_THE EXERCISE_:
Copy all lines below containing "clear".

_ITEMS_:
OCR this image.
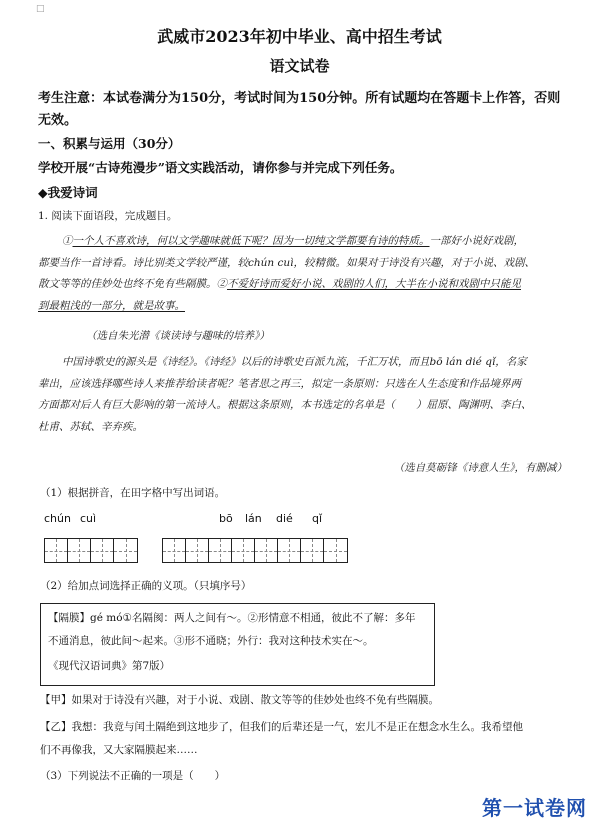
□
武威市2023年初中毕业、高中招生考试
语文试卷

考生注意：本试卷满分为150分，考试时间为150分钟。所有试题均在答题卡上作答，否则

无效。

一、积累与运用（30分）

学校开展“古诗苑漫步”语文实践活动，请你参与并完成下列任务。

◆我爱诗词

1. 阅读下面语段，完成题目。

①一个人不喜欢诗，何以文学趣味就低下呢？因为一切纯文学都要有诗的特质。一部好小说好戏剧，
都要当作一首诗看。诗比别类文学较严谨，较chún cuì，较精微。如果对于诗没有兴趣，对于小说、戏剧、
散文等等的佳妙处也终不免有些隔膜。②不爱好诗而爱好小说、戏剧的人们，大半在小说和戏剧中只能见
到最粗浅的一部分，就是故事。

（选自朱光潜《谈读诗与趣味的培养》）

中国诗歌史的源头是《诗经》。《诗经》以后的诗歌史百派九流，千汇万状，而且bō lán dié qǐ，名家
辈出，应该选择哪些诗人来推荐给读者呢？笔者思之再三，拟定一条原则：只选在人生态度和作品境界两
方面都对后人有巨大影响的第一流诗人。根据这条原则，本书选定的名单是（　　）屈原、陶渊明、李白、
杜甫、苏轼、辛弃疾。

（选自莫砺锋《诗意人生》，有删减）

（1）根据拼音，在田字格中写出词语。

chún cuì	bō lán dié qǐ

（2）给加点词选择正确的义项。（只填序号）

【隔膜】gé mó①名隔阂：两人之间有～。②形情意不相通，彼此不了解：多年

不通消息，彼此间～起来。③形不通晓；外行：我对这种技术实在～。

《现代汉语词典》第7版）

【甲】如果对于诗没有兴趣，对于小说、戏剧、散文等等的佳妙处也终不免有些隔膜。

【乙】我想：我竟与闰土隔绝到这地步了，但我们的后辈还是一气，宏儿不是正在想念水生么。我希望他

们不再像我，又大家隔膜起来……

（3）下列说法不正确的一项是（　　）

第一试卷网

* * *

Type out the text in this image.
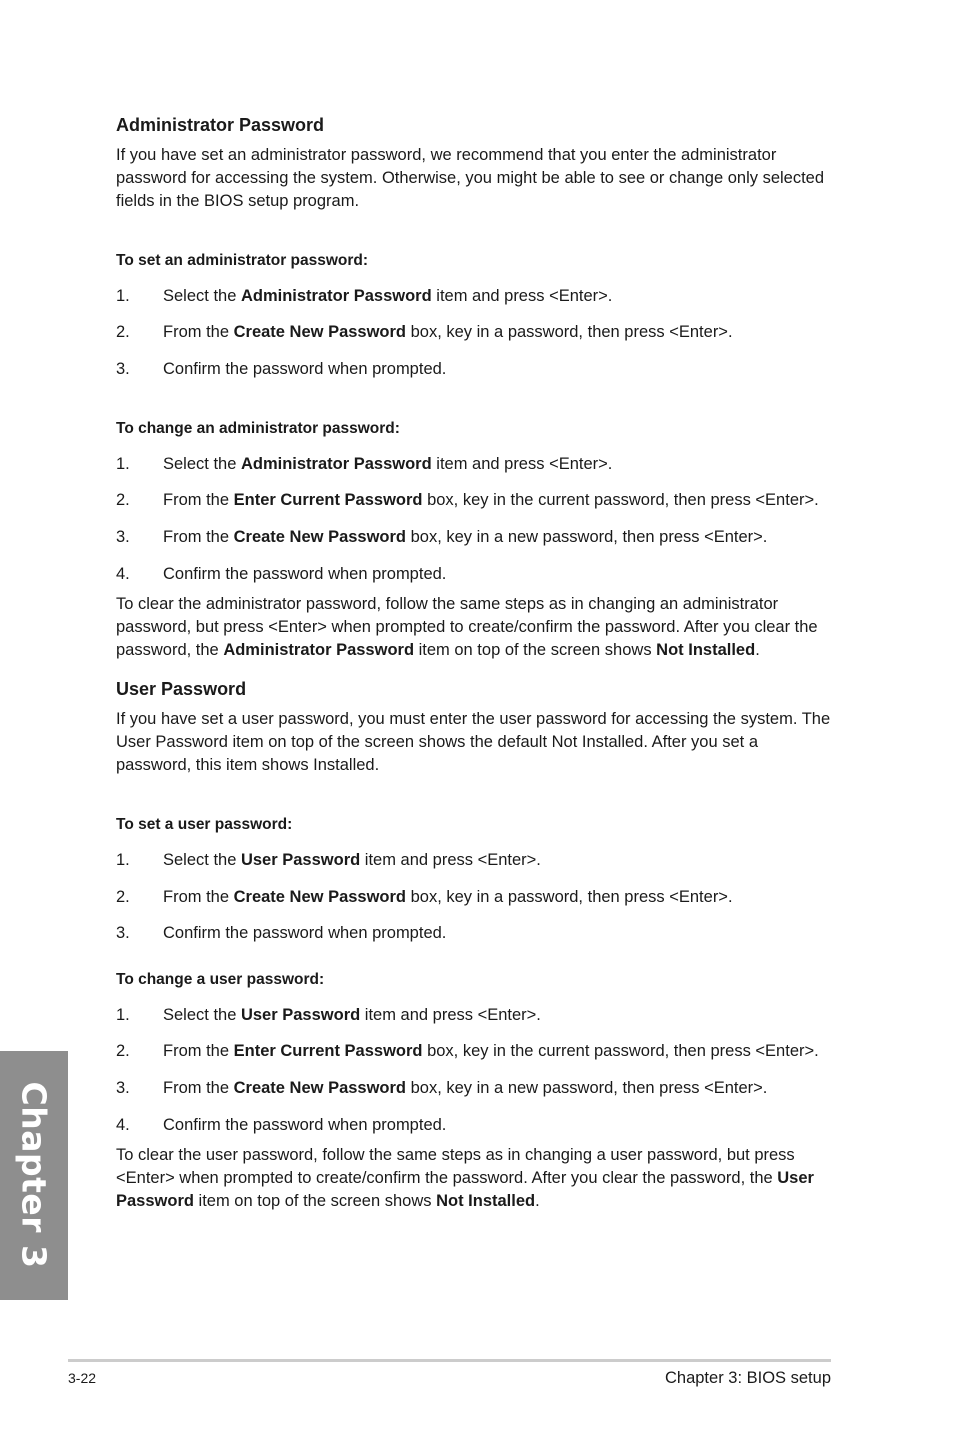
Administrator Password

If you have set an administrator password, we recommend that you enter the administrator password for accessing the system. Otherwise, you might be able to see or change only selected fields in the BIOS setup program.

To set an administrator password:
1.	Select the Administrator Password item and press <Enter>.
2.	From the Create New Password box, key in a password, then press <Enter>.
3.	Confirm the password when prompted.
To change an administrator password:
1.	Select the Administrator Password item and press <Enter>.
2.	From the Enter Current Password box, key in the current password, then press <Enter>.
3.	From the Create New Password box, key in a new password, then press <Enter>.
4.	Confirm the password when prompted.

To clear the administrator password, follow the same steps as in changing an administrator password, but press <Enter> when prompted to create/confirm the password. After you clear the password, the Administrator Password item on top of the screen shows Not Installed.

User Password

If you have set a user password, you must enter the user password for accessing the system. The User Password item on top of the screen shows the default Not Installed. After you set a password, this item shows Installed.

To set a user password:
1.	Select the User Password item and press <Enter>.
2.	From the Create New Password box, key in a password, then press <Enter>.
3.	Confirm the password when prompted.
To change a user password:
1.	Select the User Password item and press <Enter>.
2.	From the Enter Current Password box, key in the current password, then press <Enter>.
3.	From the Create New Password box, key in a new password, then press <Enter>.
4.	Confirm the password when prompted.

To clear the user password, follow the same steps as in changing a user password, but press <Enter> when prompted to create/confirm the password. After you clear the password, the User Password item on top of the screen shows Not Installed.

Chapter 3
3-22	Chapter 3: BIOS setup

_FINISHED TASK_:
To clear the administrator password, follow the same steps as in changing an administrator password, but press <Enter> when prompted to create/confirm the password. After you clear the password, the Administrator Password item on top of the screen shows Not Installed.
To clear the user password, follow the same steps as in changing a user password, but press <Enter> when prompted to create/confirm the password. After you clear the password, the User Password item on top of the screen shows Not Installed.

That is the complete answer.